◆ Given request
Leave out every picture, then transcribe the rest of the listing exactly.

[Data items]
◇ ◇ ◇ ◇ ◇ ◇ ◇

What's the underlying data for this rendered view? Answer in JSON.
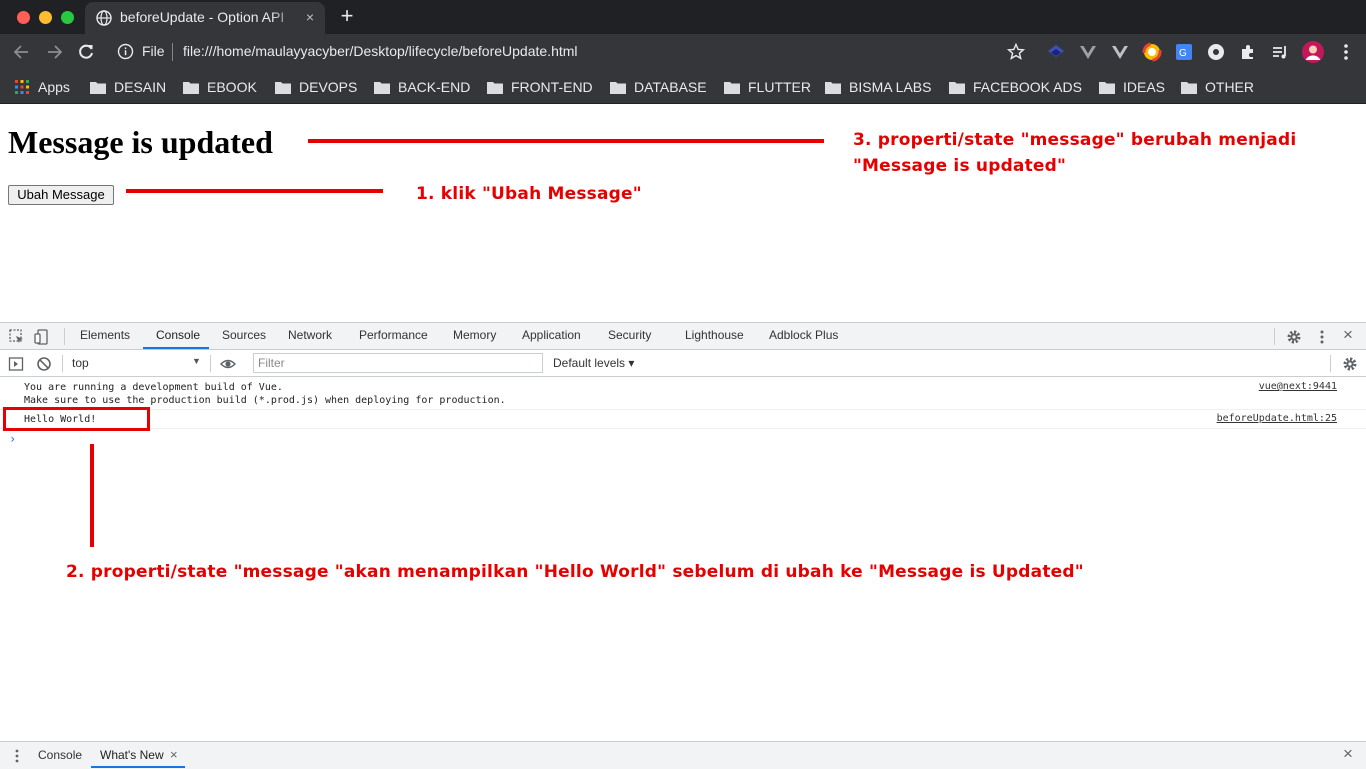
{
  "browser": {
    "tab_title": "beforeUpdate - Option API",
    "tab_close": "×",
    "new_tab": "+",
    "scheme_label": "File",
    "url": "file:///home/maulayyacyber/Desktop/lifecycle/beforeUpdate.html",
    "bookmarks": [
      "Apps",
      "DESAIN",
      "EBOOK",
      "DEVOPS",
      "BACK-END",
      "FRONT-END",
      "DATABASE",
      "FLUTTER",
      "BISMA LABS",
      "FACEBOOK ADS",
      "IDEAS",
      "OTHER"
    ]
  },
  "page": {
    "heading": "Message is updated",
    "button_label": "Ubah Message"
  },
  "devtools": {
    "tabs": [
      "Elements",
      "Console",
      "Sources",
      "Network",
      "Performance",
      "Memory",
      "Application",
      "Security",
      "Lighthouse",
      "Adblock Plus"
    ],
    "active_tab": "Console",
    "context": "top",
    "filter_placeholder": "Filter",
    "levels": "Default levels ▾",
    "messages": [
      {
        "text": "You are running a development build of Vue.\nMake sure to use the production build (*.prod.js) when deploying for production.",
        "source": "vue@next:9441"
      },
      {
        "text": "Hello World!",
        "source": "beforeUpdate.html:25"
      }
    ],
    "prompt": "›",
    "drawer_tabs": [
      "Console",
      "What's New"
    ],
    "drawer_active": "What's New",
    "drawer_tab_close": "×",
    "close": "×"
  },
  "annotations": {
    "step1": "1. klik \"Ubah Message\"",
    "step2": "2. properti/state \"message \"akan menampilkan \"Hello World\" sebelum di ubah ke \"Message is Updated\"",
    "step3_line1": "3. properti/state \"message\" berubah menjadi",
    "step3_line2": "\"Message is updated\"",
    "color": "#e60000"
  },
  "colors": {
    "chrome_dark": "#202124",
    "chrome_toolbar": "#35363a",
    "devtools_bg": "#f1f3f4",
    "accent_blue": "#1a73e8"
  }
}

◇ ◇ ◇ ◇ ◇ ◇ ◇

◆ Output below
What's the underlying data for this rendered view? Answer in JSON.
{
  "browser": {
    "tab_title": "beforeUpdate - Option API",
    "tab_close": "×",
    "new_tab": "+",
    "scheme_label": "File",
    "url": "file:///home/maulayyacyber/Desktop/lifecycle/beforeUpdate.html",
    "bookmarks": [
      "Apps",
      "DESAIN",
      "EBOOK",
      "DEVOPS",
      "BACK-END",
      "FRONT-END",
      "DATABASE",
      "FLUTTER",
      "BISMA LABS",
      "FACEBOOK ADS",
      "IDEAS",
      "OTHER"
    ]
  },
  "page": {
    "heading": "Message is updated",
    "button_label": "Ubah Message"
  },
  "devtools": {
    "tabs": [
      "Elements",
      "Console",
      "Sources",
      "Network",
      "Performance",
      "Memory",
      "Application",
      "Security",
      "Lighthouse",
      "Adblock Plus"
    ],
    "active_tab": "Console",
    "context": "top",
    "filter_placeholder": "Filter",
    "levels": "Default levels ▾",
    "messages": [
      {
        "text": "You are running a development build of Vue.\nMake sure to use the production build (*.prod.js) when deploying for production.",
        "source": "vue@next:9441"
      },
      {
        "text": "Hello World!",
        "source": "beforeUpdate.html:25"
      }
    ],
    "prompt": "›",
    "drawer_tabs": [
      "Console",
      "What's New"
    ],
    "drawer_active": "What's New",
    "drawer_tab_close": "×",
    "close": "×"
  },
  "annotations": {
    "step1": "1. klik \"Ubah Message\"",
    "step2": "2. properti/state \"message \"akan menampilkan \"Hello World\" sebelum di ubah ke \"Message is Updated\"",
    "step3_line1": "3. properti/state \"message\" berubah menjadi",
    "step3_line2": "\"Message is updated\"",
    "color": "#e60000"
  },
  "colors": {
    "chrome_dark": "#202124",
    "chrome_toolbar": "#35363a",
    "devtools_bg": "#f1f3f4",
    "accent_blue": "#1a73e8"
  }
}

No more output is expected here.